**RECORDS SHOWN:**
......
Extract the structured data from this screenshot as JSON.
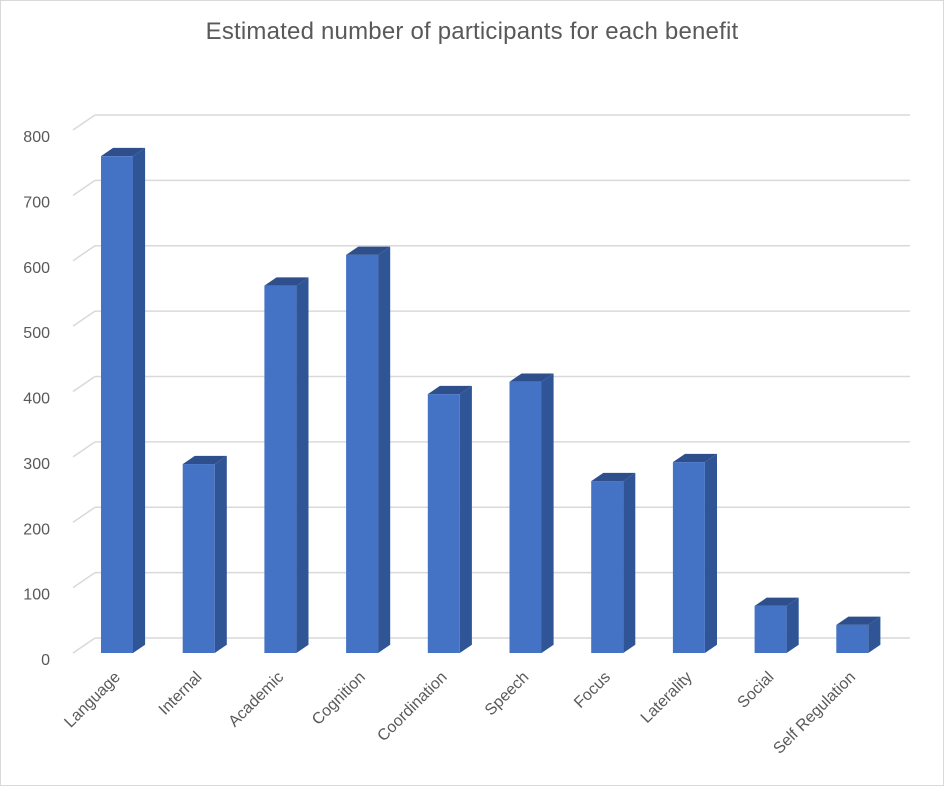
{
  "chart_data": {
    "type": "bar",
    "title": "Estimated number of participants for each benefit",
    "categories": [
      "Language",
      "Internal",
      "Academic",
      "Cognition",
      "Coordination",
      "Speech",
      "Focus",
      "Laterality",
      "Social",
      "Self Regulation"
    ],
    "values": [
      760,
      289,
      562,
      609,
      396,
      415,
      263,
      292,
      72,
      43
    ],
    "ylim": [
      0,
      800
    ],
    "yticks": [
      0,
      100,
      200,
      300,
      400,
      500,
      600,
      700,
      800
    ],
    "grid": true,
    "style": "3d-column",
    "colors": {
      "front": "#4472c4",
      "side": "#2f5597",
      "top": "#2e4f8c",
      "grid": "#d9d9d9",
      "text": "#595959"
    }
  }
}
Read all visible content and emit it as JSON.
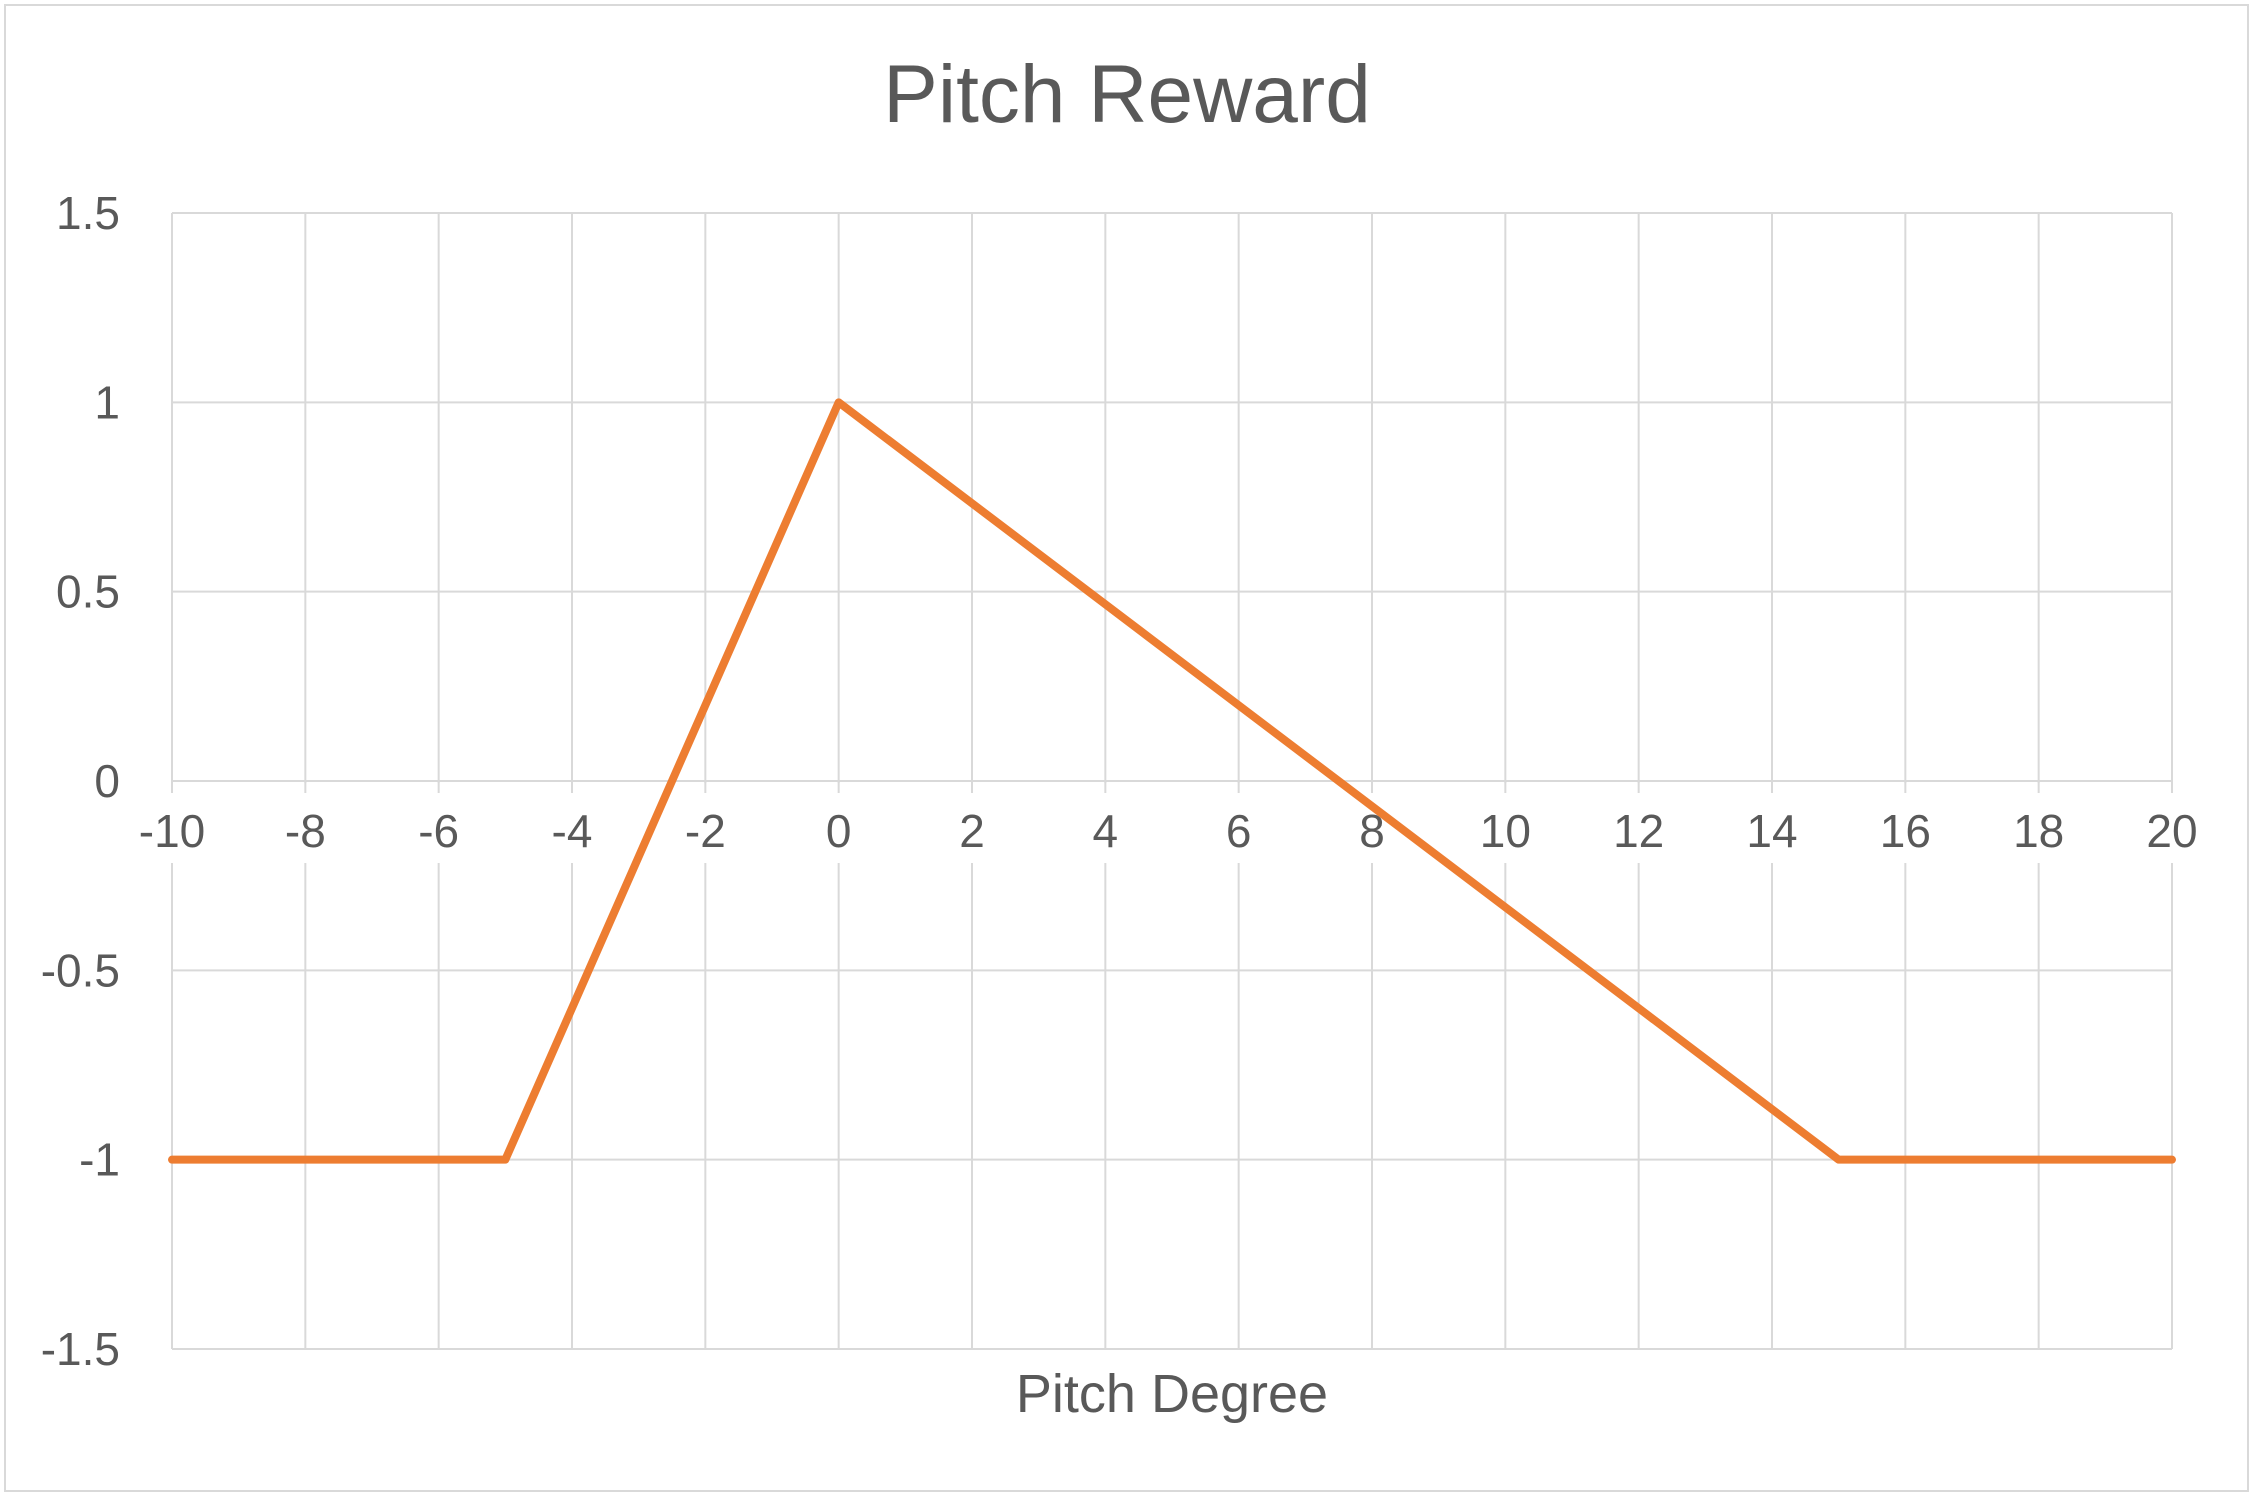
{
  "chart_data": {
    "type": "line",
    "title": "Pitch Reward",
    "xlabel": "Pitch Degree",
    "ylabel": "",
    "xlim": [
      -10,
      20
    ],
    "ylim": [
      -1.5,
      1.5
    ],
    "x_ticks": [
      -10,
      -8,
      -6,
      -4,
      -2,
      0,
      2,
      4,
      6,
      8,
      10,
      12,
      14,
      16,
      18,
      20
    ],
    "y_ticks": [
      1.5,
      1,
      0.5,
      0,
      -0.5,
      -1,
      -1.5
    ],
    "grid": true,
    "legend": "none",
    "series": [
      {
        "color": "#ED7D31",
        "x": [
          -10,
          -5,
          0,
          15,
          20
        ],
        "y": [
          -1,
          -1,
          1,
          -1,
          -1
        ]
      }
    ]
  }
}
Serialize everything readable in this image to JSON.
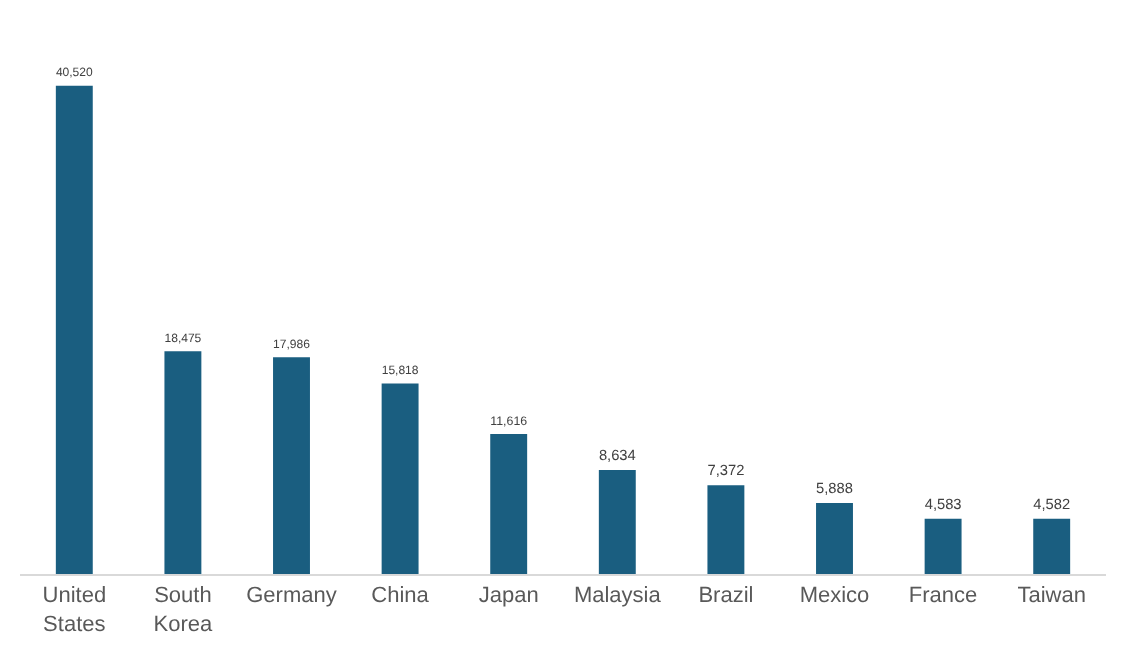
{
  "chart_data": {
    "type": "bar",
    "categories": [
      "United States",
      "South Korea",
      "Germany",
      "China",
      "Japan",
      "Malaysia",
      "Brazil",
      "Mexico",
      "France",
      "Taiwan"
    ],
    "values": [
      40520,
      18475,
      17986,
      15818,
      11616,
      8634,
      7372,
      5888,
      4583,
      4582
    ],
    "color": "#1a5e80",
    "value_labels": [
      "40,520",
      "18,475",
      "17,986",
      "15,818",
      "11,616",
      "8,634",
      "7,372",
      "5,888",
      "4,583",
      "4,582"
    ]
  }
}
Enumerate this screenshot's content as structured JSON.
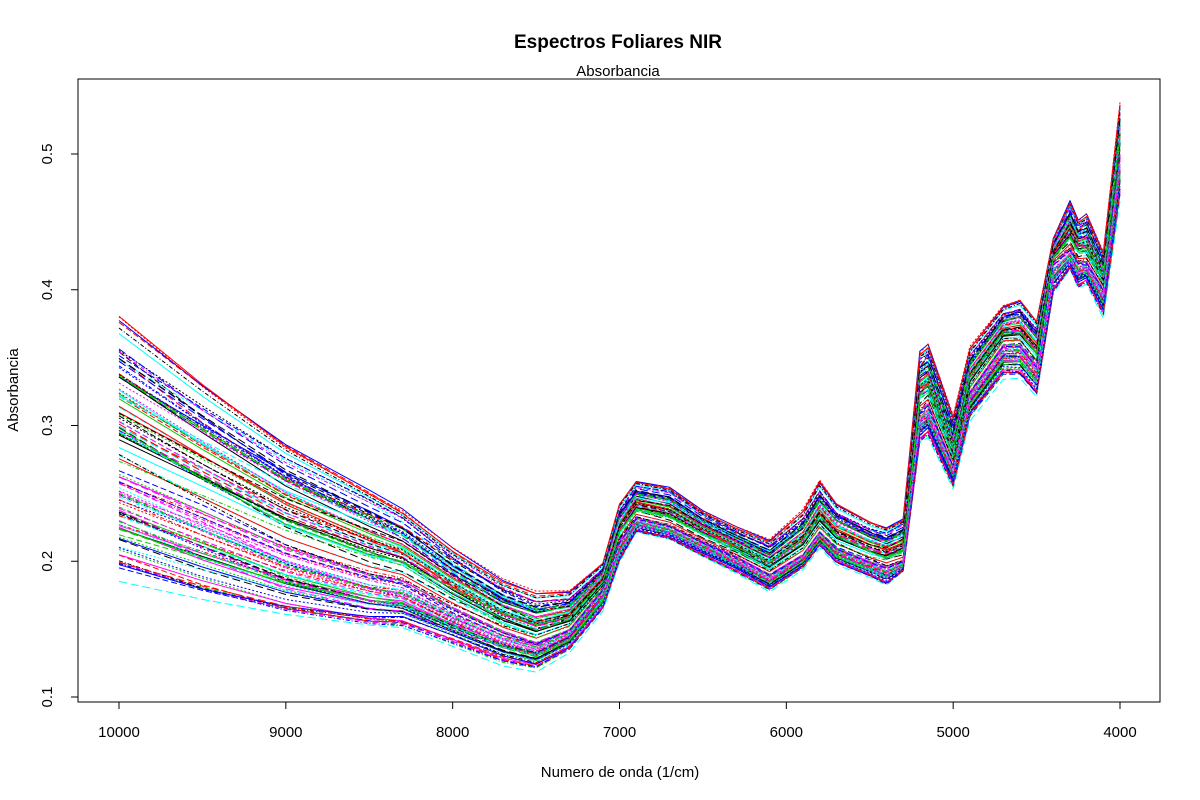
{
  "chart_data": {
    "type": "line",
    "title": "Espectros Foliares NIR",
    "subtitle": "Absorbancia",
    "xlabel": "Numero de onda (1/cm)",
    "ylabel": "Absorbancia",
    "xlim": [
      10000,
      4000
    ],
    "ylim": [
      0.1,
      0.55
    ],
    "x_reversed": true,
    "grid": false,
    "legend": "none",
    "x_ticks": [
      "10000",
      "9000",
      "8000",
      "7000",
      "6000",
      "5000",
      "4000"
    ],
    "y_ticks": [
      "0.1",
      "0.2",
      "0.3",
      "0.4",
      "0.5"
    ],
    "wavenumbers": [
      10000,
      9500,
      9000,
      8500,
      8300,
      8000,
      7700,
      7500,
      7300,
      7100,
      7000,
      6900,
      6700,
      6500,
      6300,
      6100,
      5900,
      5800,
      5700,
      5500,
      5400,
      5300,
      5200,
      5150,
      5000,
      4900,
      4700,
      4600,
      4500,
      4400,
      4300,
      4250,
      4200,
      4100,
      4000
    ],
    "series_summary": {
      "count": 120,
      "colors": [
        "#000000",
        "#ff0000",
        "#00cd00",
        "#0000ff",
        "#00ffff",
        "#ff00ff"
      ],
      "min_values": [
        0.17,
        0.155,
        0.145,
        0.14,
        0.14,
        0.13,
        0.118,
        0.115,
        0.13,
        0.16,
        0.195,
        0.218,
        0.213,
        0.2,
        0.188,
        0.175,
        0.192,
        0.208,
        0.195,
        0.185,
        0.178,
        0.19,
        0.28,
        0.285,
        0.25,
        0.3,
        0.33,
        0.33,
        0.315,
        0.39,
        0.41,
        0.395,
        0.4,
        0.375,
        0.46
      ],
      "max_values": [
        0.39,
        0.34,
        0.295,
        0.26,
        0.245,
        0.215,
        0.19,
        0.18,
        0.18,
        0.2,
        0.245,
        0.262,
        0.258,
        0.24,
        0.228,
        0.218,
        0.24,
        0.262,
        0.245,
        0.232,
        0.228,
        0.235,
        0.36,
        0.365,
        0.31,
        0.36,
        0.39,
        0.395,
        0.38,
        0.44,
        0.47,
        0.455,
        0.46,
        0.43,
        0.54
      ],
      "median_values": [
        0.265,
        0.238,
        0.21,
        0.19,
        0.185,
        0.165,
        0.148,
        0.14,
        0.15,
        0.18,
        0.215,
        0.232,
        0.226,
        0.214,
        0.203,
        0.19,
        0.205,
        0.222,
        0.21,
        0.2,
        0.196,
        0.2,
        0.31,
        0.315,
        0.27,
        0.325,
        0.36,
        0.36,
        0.345,
        0.42,
        0.43,
        0.42,
        0.42,
        0.4,
        0.5
      ]
    }
  }
}
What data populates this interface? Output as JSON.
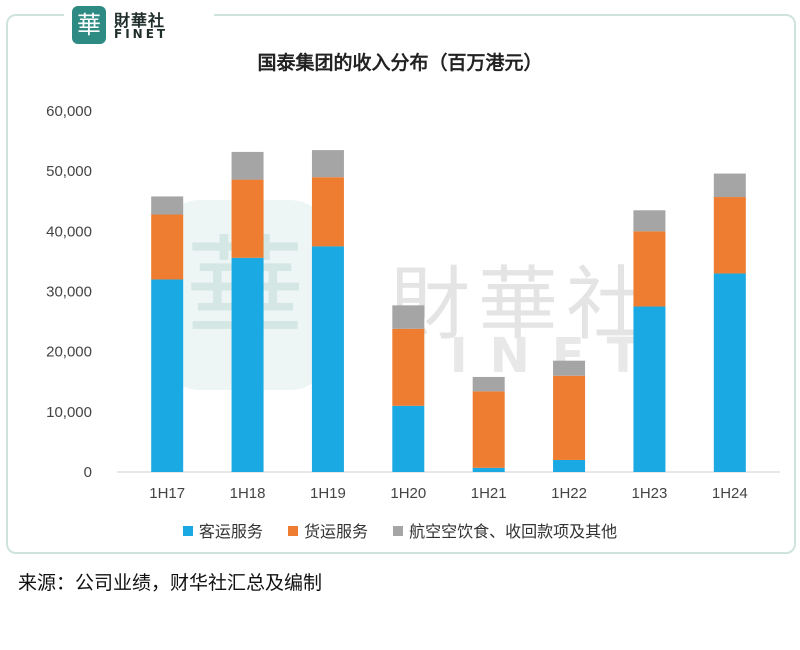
{
  "brand": {
    "badge_char": "華",
    "name_cn": "財華社",
    "name_en": "FINET"
  },
  "watermark": {
    "cn": "財華社",
    "en": "FINET"
  },
  "colors": {
    "passenger": "#1aa9e3",
    "cargo": "#ee7d31",
    "other": "#a5a5a5"
  },
  "chart_data": {
    "type": "bar",
    "stacked": true,
    "title": "国泰集团的收入分布（百万港元）",
    "categories": [
      "1H17",
      "1H18",
      "1H19",
      "1H20",
      "1H21",
      "1H22",
      "1H23",
      "1H24"
    ],
    "series": [
      {
        "name": "客运服务",
        "values": [
          32000,
          35600,
          37500,
          11000,
          700,
          2000,
          27500,
          33000
        ]
      },
      {
        "name": "货运服务",
        "values": [
          10800,
          13000,
          11500,
          12800,
          12700,
          14000,
          12500,
          12700
        ]
      },
      {
        "name": "航空空饮食、收回款项及其他",
        "values": [
          3000,
          4600,
          4500,
          3900,
          2400,
          2500,
          3500,
          3900
        ]
      }
    ],
    "ylim": [
      0,
      60000
    ],
    "yticks": [
      0,
      10000,
      20000,
      30000,
      40000,
      50000,
      60000
    ],
    "ytick_labels": [
      "0",
      "10,000",
      "20,000",
      "30,000",
      "40,000",
      "50,000",
      "60,000"
    ],
    "grid": false,
    "legend_position": "bottom"
  },
  "source_note": "来源：公司业绩，财华社汇总及编制"
}
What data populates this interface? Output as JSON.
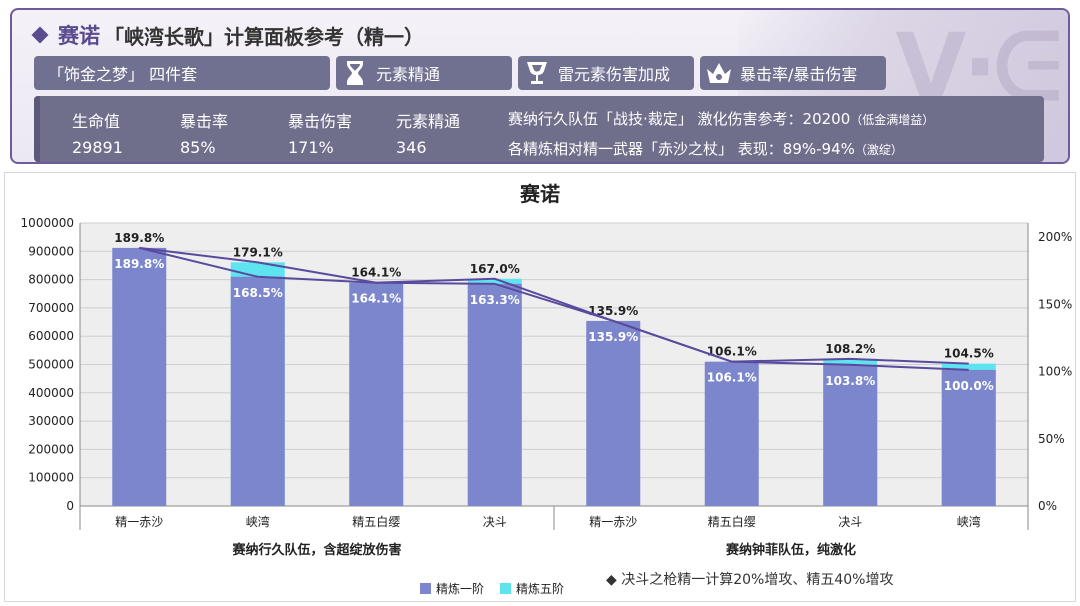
......
Scan the material above for the string "this" and report each line where you find it.

Extract the structured data from this screenshot as JSON.
Serialize everything readable in this image to JSON.
Enumerate this screenshot's content as structured JSON.
What data populates this interface? Output as JSON.
What data populates this interface? Output as JSON.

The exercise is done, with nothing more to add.